━━━━━ Dataset content

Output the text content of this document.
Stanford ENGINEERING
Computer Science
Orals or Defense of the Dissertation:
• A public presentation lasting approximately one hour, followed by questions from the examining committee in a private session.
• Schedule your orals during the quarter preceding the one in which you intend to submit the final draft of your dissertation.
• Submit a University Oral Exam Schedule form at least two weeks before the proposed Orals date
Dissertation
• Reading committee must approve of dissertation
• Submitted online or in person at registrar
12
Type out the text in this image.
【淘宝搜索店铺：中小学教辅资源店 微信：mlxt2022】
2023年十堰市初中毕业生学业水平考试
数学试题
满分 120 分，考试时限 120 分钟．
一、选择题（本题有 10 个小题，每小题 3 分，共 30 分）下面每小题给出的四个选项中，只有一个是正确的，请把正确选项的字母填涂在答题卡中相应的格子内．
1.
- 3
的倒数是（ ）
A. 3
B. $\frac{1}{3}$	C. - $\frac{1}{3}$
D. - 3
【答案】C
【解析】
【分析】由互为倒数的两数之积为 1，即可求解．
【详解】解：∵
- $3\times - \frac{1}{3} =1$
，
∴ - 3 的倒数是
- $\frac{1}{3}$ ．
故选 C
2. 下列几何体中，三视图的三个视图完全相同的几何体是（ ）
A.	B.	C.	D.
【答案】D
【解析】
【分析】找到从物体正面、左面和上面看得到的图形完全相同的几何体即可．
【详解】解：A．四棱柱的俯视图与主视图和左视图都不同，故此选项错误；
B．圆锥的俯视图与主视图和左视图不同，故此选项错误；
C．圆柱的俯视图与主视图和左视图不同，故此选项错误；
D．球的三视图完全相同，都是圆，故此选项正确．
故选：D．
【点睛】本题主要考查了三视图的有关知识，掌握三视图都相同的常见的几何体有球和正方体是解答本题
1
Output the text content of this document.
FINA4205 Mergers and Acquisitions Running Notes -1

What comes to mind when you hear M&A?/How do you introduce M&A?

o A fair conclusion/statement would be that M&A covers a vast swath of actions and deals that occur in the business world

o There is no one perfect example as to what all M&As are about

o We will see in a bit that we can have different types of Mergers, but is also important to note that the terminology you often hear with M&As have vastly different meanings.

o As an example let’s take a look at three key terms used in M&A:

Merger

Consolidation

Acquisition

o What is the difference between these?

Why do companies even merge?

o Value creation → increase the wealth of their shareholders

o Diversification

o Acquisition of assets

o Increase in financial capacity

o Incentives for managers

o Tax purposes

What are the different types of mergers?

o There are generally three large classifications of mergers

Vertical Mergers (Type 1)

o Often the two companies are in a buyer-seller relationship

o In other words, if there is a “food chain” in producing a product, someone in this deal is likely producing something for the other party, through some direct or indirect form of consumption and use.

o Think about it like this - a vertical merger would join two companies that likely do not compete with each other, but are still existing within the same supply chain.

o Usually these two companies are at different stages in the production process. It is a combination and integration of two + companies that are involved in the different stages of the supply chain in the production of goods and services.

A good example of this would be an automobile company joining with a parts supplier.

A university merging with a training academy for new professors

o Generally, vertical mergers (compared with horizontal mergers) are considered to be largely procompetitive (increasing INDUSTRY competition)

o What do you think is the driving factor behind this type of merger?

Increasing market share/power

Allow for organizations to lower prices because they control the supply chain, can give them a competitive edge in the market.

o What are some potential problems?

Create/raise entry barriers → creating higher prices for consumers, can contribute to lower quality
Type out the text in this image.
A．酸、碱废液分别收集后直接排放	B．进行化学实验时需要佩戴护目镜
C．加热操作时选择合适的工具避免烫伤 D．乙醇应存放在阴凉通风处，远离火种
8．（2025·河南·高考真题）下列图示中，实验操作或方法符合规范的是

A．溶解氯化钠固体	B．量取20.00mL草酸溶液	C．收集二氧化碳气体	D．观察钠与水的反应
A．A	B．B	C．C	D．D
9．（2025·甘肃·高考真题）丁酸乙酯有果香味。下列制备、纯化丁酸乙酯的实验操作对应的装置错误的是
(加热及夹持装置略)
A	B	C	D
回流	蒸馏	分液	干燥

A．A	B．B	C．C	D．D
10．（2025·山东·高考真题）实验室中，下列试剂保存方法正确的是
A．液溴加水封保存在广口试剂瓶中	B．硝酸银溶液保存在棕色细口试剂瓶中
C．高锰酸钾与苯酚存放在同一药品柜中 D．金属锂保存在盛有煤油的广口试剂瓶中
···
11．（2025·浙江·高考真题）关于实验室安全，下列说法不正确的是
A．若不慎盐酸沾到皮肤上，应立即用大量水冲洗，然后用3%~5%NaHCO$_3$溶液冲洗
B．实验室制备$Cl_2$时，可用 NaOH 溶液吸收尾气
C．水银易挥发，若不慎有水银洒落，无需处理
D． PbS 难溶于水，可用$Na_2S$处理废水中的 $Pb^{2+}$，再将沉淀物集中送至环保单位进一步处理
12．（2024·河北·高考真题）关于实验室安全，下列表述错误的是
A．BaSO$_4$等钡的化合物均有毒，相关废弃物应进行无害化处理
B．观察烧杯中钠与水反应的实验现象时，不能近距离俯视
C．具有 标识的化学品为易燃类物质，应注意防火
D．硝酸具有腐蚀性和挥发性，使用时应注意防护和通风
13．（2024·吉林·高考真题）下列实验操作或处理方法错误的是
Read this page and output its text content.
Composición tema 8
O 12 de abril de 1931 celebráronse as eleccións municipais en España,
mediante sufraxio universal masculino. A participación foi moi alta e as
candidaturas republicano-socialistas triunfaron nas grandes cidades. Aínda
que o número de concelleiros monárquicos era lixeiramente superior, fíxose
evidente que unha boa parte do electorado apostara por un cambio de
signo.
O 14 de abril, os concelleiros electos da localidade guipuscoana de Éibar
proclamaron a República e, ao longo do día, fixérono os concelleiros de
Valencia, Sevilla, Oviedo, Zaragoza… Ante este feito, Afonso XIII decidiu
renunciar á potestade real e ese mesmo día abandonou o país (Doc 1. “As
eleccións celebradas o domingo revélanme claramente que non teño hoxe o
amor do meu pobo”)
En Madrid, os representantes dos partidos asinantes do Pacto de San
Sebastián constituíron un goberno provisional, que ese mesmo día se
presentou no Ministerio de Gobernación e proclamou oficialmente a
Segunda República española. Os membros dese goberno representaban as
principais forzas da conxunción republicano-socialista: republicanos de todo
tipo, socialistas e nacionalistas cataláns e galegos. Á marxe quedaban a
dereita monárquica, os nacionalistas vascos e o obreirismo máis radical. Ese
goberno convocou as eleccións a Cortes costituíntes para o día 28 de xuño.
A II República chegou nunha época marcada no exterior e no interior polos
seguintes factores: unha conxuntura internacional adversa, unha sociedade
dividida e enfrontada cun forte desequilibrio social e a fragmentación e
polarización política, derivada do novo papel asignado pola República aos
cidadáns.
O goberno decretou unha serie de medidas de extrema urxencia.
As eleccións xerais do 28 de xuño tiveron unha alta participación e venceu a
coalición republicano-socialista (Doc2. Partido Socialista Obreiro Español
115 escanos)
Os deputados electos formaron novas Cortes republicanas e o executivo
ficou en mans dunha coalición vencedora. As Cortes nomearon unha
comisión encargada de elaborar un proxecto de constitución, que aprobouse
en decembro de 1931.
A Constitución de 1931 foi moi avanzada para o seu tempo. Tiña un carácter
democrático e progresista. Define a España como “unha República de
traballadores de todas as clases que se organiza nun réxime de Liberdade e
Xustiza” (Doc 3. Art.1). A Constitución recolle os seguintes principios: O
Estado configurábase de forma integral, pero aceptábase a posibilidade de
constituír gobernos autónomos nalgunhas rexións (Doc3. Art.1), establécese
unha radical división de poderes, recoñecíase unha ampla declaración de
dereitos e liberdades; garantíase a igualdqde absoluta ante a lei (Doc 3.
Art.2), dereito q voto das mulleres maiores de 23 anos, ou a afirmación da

━━━━━━━━━━

## Exercise goal
The full set of records should be duplicated exactly.

## Answer to the task
Output the text content of this document.
Stanford ENGINEERING
Computer Science
Orals or Defense of the Dissertation:
• A public presentation lasting approximately one hour, followed by questions from the examining committee in a private session.
• Schedule your orals during the quarter preceding the one in which you intend to submit the final draft of your dissertation.
• Submit a University Oral Exam Schedule form at least two weeks before the proposed Orals date
Dissertation
• Reading committee must approve of dissertation
• Submitted online or in person at registrar
12
Type out the text in this image.
【淘宝搜索店铺：中小学教辅资源店 微信：mlxt2022】
2023年十堰市初中毕业生学业水平考试
数学试题
满分 120 分，考试时限 120 分钟．
一、选择题（本题有 10 个小题，每小题 3 分，共 30 分）下面每小题给出的四个选项中，只有一个是正确的，请把正确选项的字母填涂在答题卡中相应的格子内．
1.
- 3
的倒数是（ ）
A. 3
B. $\frac{1}{3}$	C. - $\frac{1}{3}$
D. - 3
【答案】C
【解析】
【分析】由互为倒数的两数之积为 1，即可求解．
【详解】解：∵
- $3\times - \frac{1}{3} =1$
，
∴ - 3 的倒数是
- $\frac{1}{3}$ ．
故选 C
2. 下列几何体中，三视图的三个视图完全相同的几何体是（ ）
A.	B.	C.	D.
【答案】D
【解析】
【分析】找到从物体正面、左面和上面看得到的图形完全相同的几何体即可．
【详解】解：A．四棱柱的俯视图与主视图和左视图都不同，故此选项错误；
B．圆锥的俯视图与主视图和左视图不同，故此选项错误；
C．圆柱的俯视图与主视图和左视图不同，故此选项错误；
D．球的三视图完全相同，都是圆，故此选项正确．
故选：D．
【点睛】本题主要考查了三视图的有关知识，掌握三视图都相同的常见的几何体有球和正方体是解答本题
1
Output the text content of this document.
FINA4205 Mergers and Acquisitions Running Notes -1

What comes to mind when you hear M&A?/How do you introduce M&A?

o A fair conclusion/statement would be that M&A covers a vast swath of actions and deals that occur in the business world

o There is no one perfect example as to what all M&As are about

o We will see in a bit that we can have different types of Mergers, but is also important to note that the terminology you often hear with M&As have vastly different meanings.

o As an example let’s take a look at three key terms used in M&A:

Merger

Consolidation

Acquisition

o What is the difference between these?

Why do companies even merge?

o Value creation → increase the wealth of their shareholders

o Diversification

o Acquisition of assets

o Increase in financial capacity

o Incentives for managers

o Tax purposes

What are the different types of mergers?

o There are generally three large classifications of mergers

Vertical Mergers (Type 1)

o Often the two companies are in a buyer-seller relationship

o In other words, if there is a “food chain” in producing a product, someone in this deal is likely producing something for the other party, through some direct or indirect form of consumption and use.

o Think about it like this - a vertical merger would join two companies that likely do not compete with each other, but are still existing within the same supply chain.

o Usually these two companies are at different stages in the production process. It is a combination and integration of two + companies that are involved in the different stages of the supply chain in the production of goods and services.

A good example of this would be an automobile company joining with a parts supplier.

A university merging with a training academy for new professors

o Generally, vertical mergers (compared with horizontal mergers) are considered to be largely procompetitive (increasing INDUSTRY competition)

o What do you think is the driving factor behind this type of merger?

Increasing market share/power

Allow for organizations to lower prices because they control the supply chain, can give them a competitive edge in the market.

o What are some potential problems?

Create/raise entry barriers → creating higher prices for consumers, can contribute to lower quality
Type out the text in this image.
A．酸、碱废液分别收集后直接排放	B．进行化学实验时需要佩戴护目镜
C．加热操作时选择合适的工具避免烫伤 D．乙醇应存放在阴凉通风处，远离火种
8．（2025·河南·高考真题）下列图示中，实验操作或方法符合规范的是

A．溶解氯化钠固体	B．量取20.00mL草酸溶液	C．收集二氧化碳气体	D．观察钠与水的反应
A．A	B．B	C．C	D．D
9．（2025·甘肃·高考真题）丁酸乙酯有果香味。下列制备、纯化丁酸乙酯的实验操作对应的装置错误的是
(加热及夹持装置略)
A	B	C	D
回流	蒸馏	分液	干燥

A．A	B．B	C．C	D．D
10．（2025·山东·高考真题）实验室中，下列试剂保存方法正确的是
A．液溴加水封保存在广口试剂瓶中	B．硝酸银溶液保存在棕色细口试剂瓶中
C．高锰酸钾与苯酚存放在同一药品柜中 D．金属锂保存在盛有煤油的广口试剂瓶中
···
11．（2025·浙江·高考真题）关于实验室安全，下列说法不正确的是
A．若不慎盐酸沾到皮肤上，应立即用大量水冲洗，然后用3%~5%NaHCO$_3$溶液冲洗
B．实验室制备$Cl_2$时，可用 NaOH 溶液吸收尾气
C．水银易挥发，若不慎有水银洒落，无需处理
D． PbS 难溶于水，可用$Na_2S$处理废水中的 $Pb^{2+}$，再将沉淀物集中送至环保单位进一步处理
12．（2024·河北·高考真题）关于实验室安全，下列表述错误的是
A．BaSO$_4$等钡的化合物均有毒，相关废弃物应进行无害化处理
B．观察烧杯中钠与水反应的实验现象时，不能近距离俯视
C．具有 标识的化学品为易燃类物质，应注意防火
D．硝酸具有腐蚀性和挥发性，使用时应注意防护和通风
13．（2024·吉林·高考真题）下列实验操作或处理方法错误的是
Read this page and output its text content.
Composición tema 8
O 12 de abril de 1931 celebráronse as eleccións municipais en España,
mediante sufraxio universal masculino. A participación foi moi alta e as
candidaturas republicano-socialistas triunfaron nas grandes cidades. Aínda
que o número de concelleiros monárquicos era lixeiramente superior, fíxose
evidente que unha boa parte do electorado apostara por un cambio de
signo.
O 14 de abril, os concelleiros electos da localidade guipuscoana de Éibar
proclamaron a República e, ao longo do día, fixérono os concelleiros de
Valencia, Sevilla, Oviedo, Zaragoza… Ante este feito, Afonso XIII decidiu
renunciar á potestade real e ese mesmo día abandonou o país (Doc 1. “As
eleccións celebradas o domingo revélanme claramente que non teño hoxe o
amor do meu pobo”)
En Madrid, os representantes dos partidos asinantes do Pacto de San
Sebastián constituíron un goberno provisional, que ese mesmo día se
presentou no Ministerio de Gobernación e proclamou oficialmente a
Segunda República española. Os membros dese goberno representaban as
principais forzas da conxunción republicano-socialista: republicanos de todo
tipo, socialistas e nacionalistas cataláns e galegos. Á marxe quedaban a
dereita monárquica, os nacionalistas vascos e o obreirismo máis radical. Ese
goberno convocou as eleccións a Cortes costituíntes para o día 28 de xuño.
A II República chegou nunha época marcada no exterior e no interior polos
seguintes factores: unha conxuntura internacional adversa, unha sociedade
dividida e enfrontada cun forte desequilibrio social e a fragmentación e
polarización política, derivada do novo papel asignado pola República aos
cidadáns.
O goberno decretou unha serie de medidas de extrema urxencia.
As eleccións xerais do 28 de xuño tiveron unha alta participación e venceu a
coalición republicano-socialista (Doc2. Partido Socialista Obreiro Español
115 escanos)
Os deputados electos formaron novas Cortes republicanas e o executivo
ficou en mans dunha coalición vencedora. As Cortes nomearon unha
comisión encargada de elaborar un proxecto de constitución, que aprobouse
en decembro de 1931.
A Constitución de 1931 foi moi avanzada para o seu tempo. Tiña un carácter
democrático e progresista. Define a España como “unha República de
traballadores de todas as clases que se organiza nun réxime de Liberdade e
Xustiza” (Doc 3. Art.1). A Constitución recolle os seguintes principios: O
Estado configurábase de forma integral, pero aceptábase a posibilidade de
constituír gobernos autónomos nalgunhas rexións (Doc3. Art.1), establécese
unha radical división de poderes, recoñecíase unha ampla declaración de
dereitos e liberdades; garantíase a igualdqde absoluta ante a lei (Doc 3.
Art.2), dereito q voto das mulleres maiores de 23 anos, ou a afirmación da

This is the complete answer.